◆ **Set task**
Quote every row below verbatim, omitting the pictures.

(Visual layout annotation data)
--- Start ---
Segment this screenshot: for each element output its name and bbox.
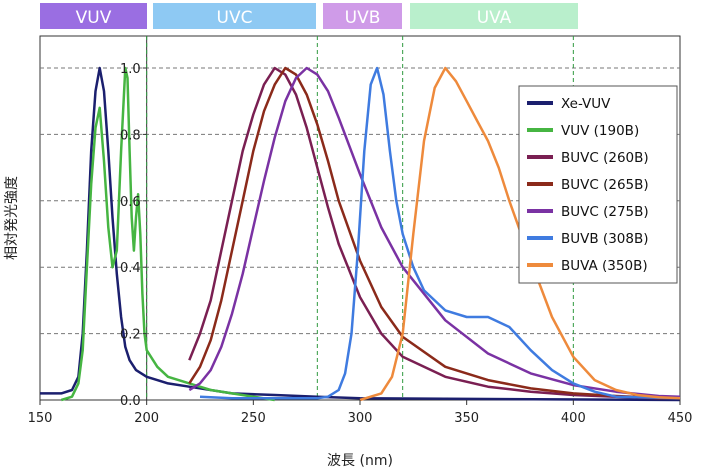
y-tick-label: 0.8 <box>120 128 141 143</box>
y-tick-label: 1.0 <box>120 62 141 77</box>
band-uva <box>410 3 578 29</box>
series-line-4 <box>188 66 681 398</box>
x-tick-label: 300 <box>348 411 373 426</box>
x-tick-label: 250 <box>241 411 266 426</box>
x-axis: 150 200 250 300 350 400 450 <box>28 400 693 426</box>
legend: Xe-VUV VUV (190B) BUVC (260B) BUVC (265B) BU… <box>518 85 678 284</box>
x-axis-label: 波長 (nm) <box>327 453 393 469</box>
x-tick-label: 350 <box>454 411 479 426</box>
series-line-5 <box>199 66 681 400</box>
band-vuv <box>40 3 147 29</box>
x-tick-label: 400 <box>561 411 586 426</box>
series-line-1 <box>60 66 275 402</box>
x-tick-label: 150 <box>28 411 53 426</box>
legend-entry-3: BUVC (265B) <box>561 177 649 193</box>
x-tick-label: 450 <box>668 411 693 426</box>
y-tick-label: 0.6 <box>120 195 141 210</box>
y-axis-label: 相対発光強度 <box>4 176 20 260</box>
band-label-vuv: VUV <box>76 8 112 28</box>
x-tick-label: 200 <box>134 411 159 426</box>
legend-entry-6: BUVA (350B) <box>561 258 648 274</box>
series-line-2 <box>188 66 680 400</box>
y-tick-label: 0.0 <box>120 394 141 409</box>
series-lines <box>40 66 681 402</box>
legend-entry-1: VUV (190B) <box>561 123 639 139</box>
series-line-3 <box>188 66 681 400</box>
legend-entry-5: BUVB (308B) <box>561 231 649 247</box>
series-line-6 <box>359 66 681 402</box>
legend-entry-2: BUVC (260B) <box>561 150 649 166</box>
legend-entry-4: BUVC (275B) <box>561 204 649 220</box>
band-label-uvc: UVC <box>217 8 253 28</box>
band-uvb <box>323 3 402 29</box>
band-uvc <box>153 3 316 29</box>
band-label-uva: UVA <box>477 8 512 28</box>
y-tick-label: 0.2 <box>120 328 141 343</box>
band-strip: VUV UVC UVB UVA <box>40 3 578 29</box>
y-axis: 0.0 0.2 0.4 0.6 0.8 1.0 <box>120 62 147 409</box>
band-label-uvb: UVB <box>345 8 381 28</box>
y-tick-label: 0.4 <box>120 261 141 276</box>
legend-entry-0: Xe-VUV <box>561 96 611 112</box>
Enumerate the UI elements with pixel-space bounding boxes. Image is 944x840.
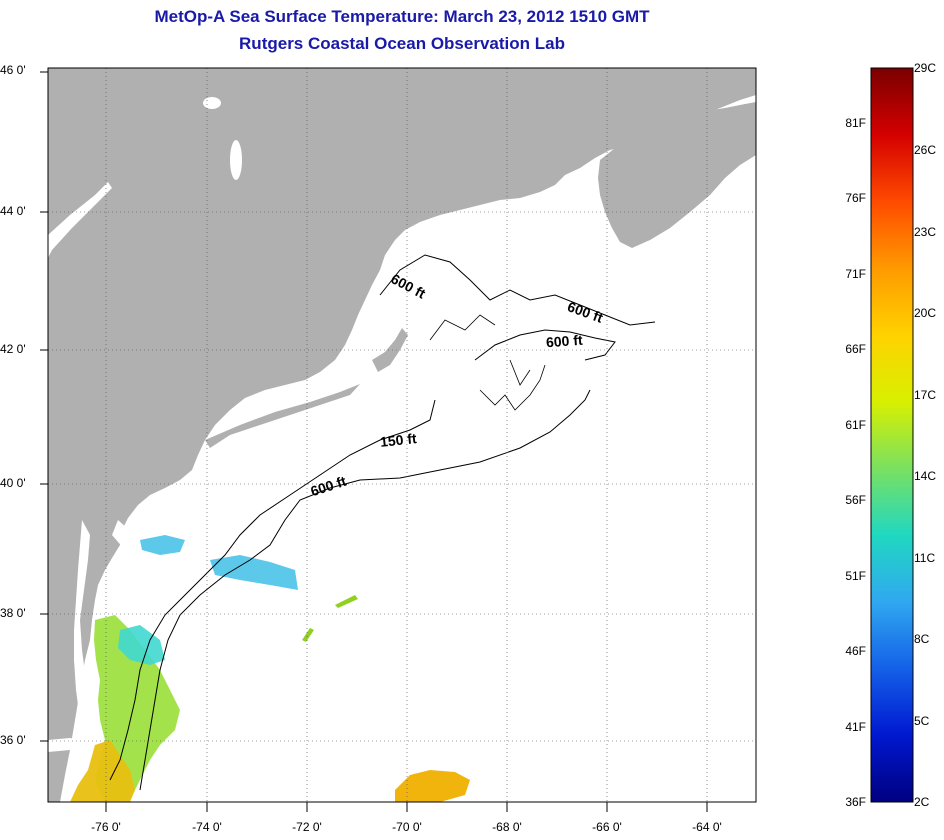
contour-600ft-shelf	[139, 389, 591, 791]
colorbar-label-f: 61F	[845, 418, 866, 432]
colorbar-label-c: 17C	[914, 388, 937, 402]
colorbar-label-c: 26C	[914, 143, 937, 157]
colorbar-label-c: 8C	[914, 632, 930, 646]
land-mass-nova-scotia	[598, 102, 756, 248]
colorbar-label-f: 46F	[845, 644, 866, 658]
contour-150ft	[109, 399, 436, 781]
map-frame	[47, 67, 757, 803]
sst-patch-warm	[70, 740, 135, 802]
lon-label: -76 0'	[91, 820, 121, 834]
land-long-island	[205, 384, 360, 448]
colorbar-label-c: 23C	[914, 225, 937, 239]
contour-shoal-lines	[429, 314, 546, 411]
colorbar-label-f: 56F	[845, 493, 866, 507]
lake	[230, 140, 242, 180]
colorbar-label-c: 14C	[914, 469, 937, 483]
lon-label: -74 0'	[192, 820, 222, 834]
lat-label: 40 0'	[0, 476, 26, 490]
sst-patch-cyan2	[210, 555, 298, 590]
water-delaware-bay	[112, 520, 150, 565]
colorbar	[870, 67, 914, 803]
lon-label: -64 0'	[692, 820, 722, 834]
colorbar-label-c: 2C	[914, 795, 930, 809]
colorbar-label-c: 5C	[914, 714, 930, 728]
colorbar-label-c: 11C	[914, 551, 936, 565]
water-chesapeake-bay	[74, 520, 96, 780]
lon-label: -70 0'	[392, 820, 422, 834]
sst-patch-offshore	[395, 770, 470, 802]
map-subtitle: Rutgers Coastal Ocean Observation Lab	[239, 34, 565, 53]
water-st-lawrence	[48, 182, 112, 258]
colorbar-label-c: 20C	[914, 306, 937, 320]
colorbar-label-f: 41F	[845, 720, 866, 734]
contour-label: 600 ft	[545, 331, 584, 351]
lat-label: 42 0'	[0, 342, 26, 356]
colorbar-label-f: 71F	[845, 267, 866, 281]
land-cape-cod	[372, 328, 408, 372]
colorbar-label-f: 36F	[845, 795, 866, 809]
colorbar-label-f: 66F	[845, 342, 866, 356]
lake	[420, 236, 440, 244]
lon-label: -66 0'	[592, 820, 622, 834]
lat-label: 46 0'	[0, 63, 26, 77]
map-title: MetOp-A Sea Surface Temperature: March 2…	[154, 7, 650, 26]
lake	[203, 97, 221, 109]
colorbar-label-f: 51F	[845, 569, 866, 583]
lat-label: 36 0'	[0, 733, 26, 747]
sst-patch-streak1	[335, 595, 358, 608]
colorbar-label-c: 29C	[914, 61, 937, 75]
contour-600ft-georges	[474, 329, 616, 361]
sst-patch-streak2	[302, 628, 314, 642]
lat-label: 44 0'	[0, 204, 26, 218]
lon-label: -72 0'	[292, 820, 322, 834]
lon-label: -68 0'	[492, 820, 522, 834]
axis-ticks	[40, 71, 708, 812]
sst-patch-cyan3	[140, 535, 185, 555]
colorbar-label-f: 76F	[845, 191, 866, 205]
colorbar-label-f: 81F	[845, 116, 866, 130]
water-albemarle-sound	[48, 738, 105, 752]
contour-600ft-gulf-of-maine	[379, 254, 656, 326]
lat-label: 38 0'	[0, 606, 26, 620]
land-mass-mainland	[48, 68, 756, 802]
--- End ---
◆ **Response**
Segment this screenshot: for each element output its name and bbox.
y-tick-label: 0.8 <box>120 128 141 143</box>
y-tick-label: 1.0 <box>120 62 141 77</box>
band-uva <box>410 3 578 29</box>
series-line-4 <box>188 66 681 398</box>
x-tick-label: 300 <box>348 411 373 426</box>
x-tick-label: 250 <box>241 411 266 426</box>
x-axis: 150 200 250 300 350 400 450 <box>28 400 693 426</box>
legend: Xe-VUV VUV (190B) BUVC (260B) BUVC (265B) BU… <box>518 85 678 284</box>
x-axis-label: 波長 (nm) <box>327 453 393 469</box>
x-tick-label: 350 <box>454 411 479 426</box>
series-line-5 <box>199 66 681 400</box>
band-vuv <box>40 3 147 29</box>
x-tick-label: 400 <box>561 411 586 426</box>
series-line-1 <box>60 66 275 402</box>
x-tick-label: 150 <box>28 411 53 426</box>
legend-entry-3: BUVC (265B) <box>561 177 649 193</box>
x-tick-label: 450 <box>668 411 693 426</box>
y-tick-label: 0.6 <box>120 195 141 210</box>
y-axis-label: 相対発光強度 <box>4 176 20 260</box>
band-label-vuv: VUV <box>76 8 112 28</box>
x-tick-label: 200 <box>134 411 159 426</box>
legend-entry-6: BUVA (350B) <box>561 258 648 274</box>
series-line-2 <box>188 66 680 400</box>
y-tick-label: 0.0 <box>120 394 141 409</box>
series-lines <box>40 66 681 402</box>
legend-entry-1: VUV (190B) <box>561 123 639 139</box>
series-line-3 <box>188 66 681 400</box>
legend-entry-5: BUVB (308B) <box>561 231 649 247</box>
series-line-6 <box>359 66 681 402</box>
legend-entry-2: BUVC (260B) <box>561 150 649 166</box>
legend-entry-4: BUVC (275B) <box>561 204 649 220</box>
band-label-uvc: UVC <box>217 8 253 28</box>
band-uvb <box>323 3 402 29</box>
band-uvc <box>153 3 316 29</box>
band-label-uva: UVA <box>477 8 512 28</box>
y-tick-label: 0.2 <box>120 328 141 343</box>
band-strip: VUV UVC UVB UVA <box>40 3 578 29</box>
y-axis: 0.0 0.2 0.4 0.6 0.8 1.0 <box>120 62 147 409</box>
band-label-uvb: UVB <box>345 8 381 28</box>
y-tick-label: 0.4 <box>120 261 141 276</box>
legend-entry-0: Xe-VUV <box>561 96 611 112</box>
Enumerate the UI elements with pixel-space bounding boxes. Image is 944x840.
contour-600ft-shelf	[139, 389, 591, 791]
colorbar-label-f: 61F	[845, 418, 866, 432]
colorbar-label-c: 17C	[914, 388, 937, 402]
colorbar-label-c: 26C	[914, 143, 937, 157]
colorbar-label-c: 8C	[914, 632, 930, 646]
land-mass-nova-scotia	[598, 102, 756, 248]
colorbar-label-f: 46F	[845, 644, 866, 658]
contour-150ft	[109, 399, 436, 781]
map-frame	[47, 67, 757, 803]
sst-patch-warm	[70, 740, 135, 802]
lon-label: -76 0'	[91, 820, 121, 834]
land-long-island	[205, 384, 360, 448]
colorbar-label-c: 23C	[914, 225, 937, 239]
contour-shoal-lines	[429, 314, 546, 411]
colorbar-label-f: 56F	[845, 493, 866, 507]
lake	[230, 140, 242, 180]
colorbar-label-c: 14C	[914, 469, 937, 483]
lon-label: -74 0'	[192, 820, 222, 834]
lat-label: 40 0'	[0, 476, 26, 490]
sst-patch-cyan2	[210, 555, 298, 590]
water-delaware-bay	[112, 520, 150, 565]
colorbar	[870, 67, 914, 803]
lon-label: -64 0'	[692, 820, 722, 834]
colorbar-label-c: 2C	[914, 795, 930, 809]
colorbar-label-c: 5C	[914, 714, 930, 728]
colorbar-label-c: 11C	[914, 551, 936, 565]
water-chesapeake-bay	[74, 520, 96, 780]
lon-label: -70 0'	[392, 820, 422, 834]
sst-patch-offshore	[395, 770, 470, 802]
map-subtitle: Rutgers Coastal Ocean Observation Lab	[239, 34, 565, 53]
water-st-lawrence	[48, 182, 112, 258]
colorbar-label-c: 20C	[914, 306, 937, 320]
colorbar-label-f: 41F	[845, 720, 866, 734]
contour-label: 600 ft	[545, 331, 584, 351]
lat-label: 42 0'	[0, 342, 26, 356]
colorbar-label-f: 71F	[845, 267, 866, 281]
land-cape-cod	[372, 328, 408, 372]
colorbar-label-f: 36F	[845, 795, 866, 809]
colorbar-label-f: 66F	[845, 342, 866, 356]
lake	[420, 236, 440, 244]
lon-label: -66 0'	[592, 820, 622, 834]
lat-label: 46 0'	[0, 63, 26, 77]
map-title: MetOp-A Sea Surface Temperature: March 2…	[154, 7, 650, 26]
lake	[203, 97, 221, 109]
colorbar-label-f: 51F	[845, 569, 866, 583]
lat-label: 36 0'	[0, 733, 26, 747]
sst-patch-streak1	[335, 595, 358, 608]
colorbar-label-c: 29C	[914, 61, 937, 75]
contour-600ft-georges	[474, 329, 616, 361]
sst-patch-streak2	[302, 628, 314, 642]
lat-label: 44 0'	[0, 204, 26, 218]
lon-label: -72 0'	[292, 820, 322, 834]
lon-label: -68 0'	[492, 820, 522, 834]
axis-ticks	[40, 71, 708, 812]
sst-patch-cyan3	[140, 535, 185, 555]
colorbar-label-f: 76F	[845, 191, 866, 205]
colorbar-label-f: 81F	[845, 116, 866, 130]
water-albemarle-sound	[48, 738, 105, 752]
contour-600ft-gulf-of-maine	[379, 254, 656, 326]
lat-label: 38 0'	[0, 606, 26, 620]
land-mass-mainland	[48, 68, 756, 802]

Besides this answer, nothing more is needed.